Goal of the exercise » From the entries below, gather each line containing the word "JSON".

Data for this exercise »
⁂
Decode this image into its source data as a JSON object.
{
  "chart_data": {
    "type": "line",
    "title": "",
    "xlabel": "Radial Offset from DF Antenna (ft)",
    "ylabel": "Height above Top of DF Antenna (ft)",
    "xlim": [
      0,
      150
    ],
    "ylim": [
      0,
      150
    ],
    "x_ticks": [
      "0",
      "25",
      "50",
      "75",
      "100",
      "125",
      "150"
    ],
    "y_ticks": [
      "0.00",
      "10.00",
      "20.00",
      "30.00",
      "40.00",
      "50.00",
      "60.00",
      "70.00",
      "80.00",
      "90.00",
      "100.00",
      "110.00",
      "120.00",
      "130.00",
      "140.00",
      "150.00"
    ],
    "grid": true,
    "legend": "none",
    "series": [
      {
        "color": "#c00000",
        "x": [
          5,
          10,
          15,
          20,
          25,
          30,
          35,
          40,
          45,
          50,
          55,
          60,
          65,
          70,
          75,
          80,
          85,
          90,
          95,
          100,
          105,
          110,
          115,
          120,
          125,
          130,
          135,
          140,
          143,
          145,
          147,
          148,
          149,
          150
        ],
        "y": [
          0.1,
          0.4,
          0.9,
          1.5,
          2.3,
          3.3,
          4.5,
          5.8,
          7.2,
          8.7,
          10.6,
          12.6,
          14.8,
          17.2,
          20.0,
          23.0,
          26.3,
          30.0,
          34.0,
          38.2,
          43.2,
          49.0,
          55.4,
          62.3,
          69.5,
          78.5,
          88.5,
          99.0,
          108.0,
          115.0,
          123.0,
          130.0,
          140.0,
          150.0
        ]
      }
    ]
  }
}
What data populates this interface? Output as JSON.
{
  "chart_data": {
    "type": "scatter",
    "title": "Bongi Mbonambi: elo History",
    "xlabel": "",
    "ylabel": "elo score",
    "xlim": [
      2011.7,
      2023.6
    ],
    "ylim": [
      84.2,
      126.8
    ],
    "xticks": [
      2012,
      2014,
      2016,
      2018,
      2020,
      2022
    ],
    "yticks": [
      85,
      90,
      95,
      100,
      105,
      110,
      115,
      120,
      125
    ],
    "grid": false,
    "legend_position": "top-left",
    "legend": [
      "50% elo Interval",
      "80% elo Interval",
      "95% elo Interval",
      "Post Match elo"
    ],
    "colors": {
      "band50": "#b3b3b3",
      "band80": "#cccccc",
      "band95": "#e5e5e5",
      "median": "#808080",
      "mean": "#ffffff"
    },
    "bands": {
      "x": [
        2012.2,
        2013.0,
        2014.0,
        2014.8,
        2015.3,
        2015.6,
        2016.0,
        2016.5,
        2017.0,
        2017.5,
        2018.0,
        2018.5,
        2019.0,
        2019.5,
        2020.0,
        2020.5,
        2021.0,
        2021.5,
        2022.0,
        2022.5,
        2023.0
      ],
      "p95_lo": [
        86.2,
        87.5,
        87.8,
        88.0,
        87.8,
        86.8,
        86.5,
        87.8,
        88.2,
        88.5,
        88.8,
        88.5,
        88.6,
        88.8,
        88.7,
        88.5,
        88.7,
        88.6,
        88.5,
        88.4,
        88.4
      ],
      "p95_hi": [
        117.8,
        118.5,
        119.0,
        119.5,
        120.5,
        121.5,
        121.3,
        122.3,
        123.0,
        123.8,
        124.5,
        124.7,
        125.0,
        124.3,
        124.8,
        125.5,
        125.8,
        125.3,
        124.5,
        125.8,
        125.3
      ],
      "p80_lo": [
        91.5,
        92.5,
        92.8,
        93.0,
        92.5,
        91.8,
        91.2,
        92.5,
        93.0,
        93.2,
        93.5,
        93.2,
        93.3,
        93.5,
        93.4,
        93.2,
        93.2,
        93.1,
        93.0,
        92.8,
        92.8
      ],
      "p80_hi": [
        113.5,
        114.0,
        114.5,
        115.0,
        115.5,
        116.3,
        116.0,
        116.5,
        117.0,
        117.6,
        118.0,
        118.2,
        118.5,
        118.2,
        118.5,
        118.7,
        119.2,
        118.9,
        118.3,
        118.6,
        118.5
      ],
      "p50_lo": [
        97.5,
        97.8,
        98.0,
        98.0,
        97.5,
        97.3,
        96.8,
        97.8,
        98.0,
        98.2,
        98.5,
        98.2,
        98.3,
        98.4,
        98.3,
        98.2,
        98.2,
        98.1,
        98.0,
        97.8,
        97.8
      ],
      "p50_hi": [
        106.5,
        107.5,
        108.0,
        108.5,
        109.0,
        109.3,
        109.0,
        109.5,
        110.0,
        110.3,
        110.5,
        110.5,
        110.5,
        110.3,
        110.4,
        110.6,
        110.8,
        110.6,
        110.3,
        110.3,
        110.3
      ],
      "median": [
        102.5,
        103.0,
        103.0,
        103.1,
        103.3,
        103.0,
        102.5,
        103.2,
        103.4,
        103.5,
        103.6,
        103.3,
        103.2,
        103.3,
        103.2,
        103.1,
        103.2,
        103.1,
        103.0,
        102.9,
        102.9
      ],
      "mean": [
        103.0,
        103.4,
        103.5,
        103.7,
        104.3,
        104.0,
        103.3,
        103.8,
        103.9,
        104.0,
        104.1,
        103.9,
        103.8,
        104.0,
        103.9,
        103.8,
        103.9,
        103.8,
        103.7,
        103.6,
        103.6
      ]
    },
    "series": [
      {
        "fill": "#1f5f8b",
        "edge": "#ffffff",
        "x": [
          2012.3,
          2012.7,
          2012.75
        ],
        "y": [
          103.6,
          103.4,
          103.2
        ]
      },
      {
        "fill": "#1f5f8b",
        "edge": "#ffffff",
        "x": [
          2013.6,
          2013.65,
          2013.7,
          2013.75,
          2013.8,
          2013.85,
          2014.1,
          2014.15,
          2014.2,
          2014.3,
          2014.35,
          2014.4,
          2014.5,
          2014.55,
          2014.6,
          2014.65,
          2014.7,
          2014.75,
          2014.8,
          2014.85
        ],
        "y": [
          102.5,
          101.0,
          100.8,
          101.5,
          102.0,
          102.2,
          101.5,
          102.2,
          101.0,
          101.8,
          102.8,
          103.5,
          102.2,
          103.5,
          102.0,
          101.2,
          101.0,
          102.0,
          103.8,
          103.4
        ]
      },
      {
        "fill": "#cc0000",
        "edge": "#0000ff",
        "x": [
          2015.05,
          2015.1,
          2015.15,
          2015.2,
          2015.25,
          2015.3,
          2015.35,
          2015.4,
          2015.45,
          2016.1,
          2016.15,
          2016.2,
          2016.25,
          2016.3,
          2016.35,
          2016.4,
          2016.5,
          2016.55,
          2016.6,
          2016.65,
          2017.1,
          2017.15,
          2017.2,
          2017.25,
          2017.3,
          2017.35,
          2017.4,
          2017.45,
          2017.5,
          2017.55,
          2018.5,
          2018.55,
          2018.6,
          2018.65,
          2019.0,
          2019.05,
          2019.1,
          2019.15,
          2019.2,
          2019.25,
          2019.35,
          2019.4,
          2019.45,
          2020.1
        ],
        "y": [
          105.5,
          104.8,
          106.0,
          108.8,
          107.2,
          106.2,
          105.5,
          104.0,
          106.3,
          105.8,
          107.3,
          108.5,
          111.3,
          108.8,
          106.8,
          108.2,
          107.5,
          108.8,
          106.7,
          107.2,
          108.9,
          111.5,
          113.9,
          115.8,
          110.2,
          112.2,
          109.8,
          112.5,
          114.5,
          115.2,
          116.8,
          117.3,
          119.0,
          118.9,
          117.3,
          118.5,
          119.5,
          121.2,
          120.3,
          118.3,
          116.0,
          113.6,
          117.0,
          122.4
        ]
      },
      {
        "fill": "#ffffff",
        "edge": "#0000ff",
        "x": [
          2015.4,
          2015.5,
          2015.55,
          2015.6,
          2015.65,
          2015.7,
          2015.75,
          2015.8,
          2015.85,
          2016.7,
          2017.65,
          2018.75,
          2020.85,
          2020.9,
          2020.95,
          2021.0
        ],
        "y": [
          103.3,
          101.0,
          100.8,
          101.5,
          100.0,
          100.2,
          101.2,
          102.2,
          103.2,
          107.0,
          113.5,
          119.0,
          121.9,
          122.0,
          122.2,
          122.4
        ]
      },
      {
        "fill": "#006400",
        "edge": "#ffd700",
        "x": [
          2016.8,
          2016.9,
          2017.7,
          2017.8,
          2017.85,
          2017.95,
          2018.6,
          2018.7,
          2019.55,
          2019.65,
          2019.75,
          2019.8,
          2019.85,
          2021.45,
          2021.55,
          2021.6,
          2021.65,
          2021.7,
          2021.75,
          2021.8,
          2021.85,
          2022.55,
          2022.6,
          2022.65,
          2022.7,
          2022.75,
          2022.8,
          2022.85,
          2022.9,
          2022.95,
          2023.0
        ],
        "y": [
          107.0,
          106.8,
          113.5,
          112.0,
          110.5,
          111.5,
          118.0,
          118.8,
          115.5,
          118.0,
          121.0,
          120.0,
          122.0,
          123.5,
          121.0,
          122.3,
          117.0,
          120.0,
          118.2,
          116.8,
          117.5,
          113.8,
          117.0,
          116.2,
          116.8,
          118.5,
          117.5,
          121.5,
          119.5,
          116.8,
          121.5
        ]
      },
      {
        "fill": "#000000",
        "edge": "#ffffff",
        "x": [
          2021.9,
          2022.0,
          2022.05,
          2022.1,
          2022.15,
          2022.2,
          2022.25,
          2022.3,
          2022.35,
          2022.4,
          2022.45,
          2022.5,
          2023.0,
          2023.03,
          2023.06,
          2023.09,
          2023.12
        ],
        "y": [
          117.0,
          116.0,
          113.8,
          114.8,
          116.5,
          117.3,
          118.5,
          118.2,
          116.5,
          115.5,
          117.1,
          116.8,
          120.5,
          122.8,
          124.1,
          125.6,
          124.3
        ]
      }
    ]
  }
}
⁂
Exercise response »
Decode this image into its source data as a JSON object.
What data populates this interface? Output as JSON.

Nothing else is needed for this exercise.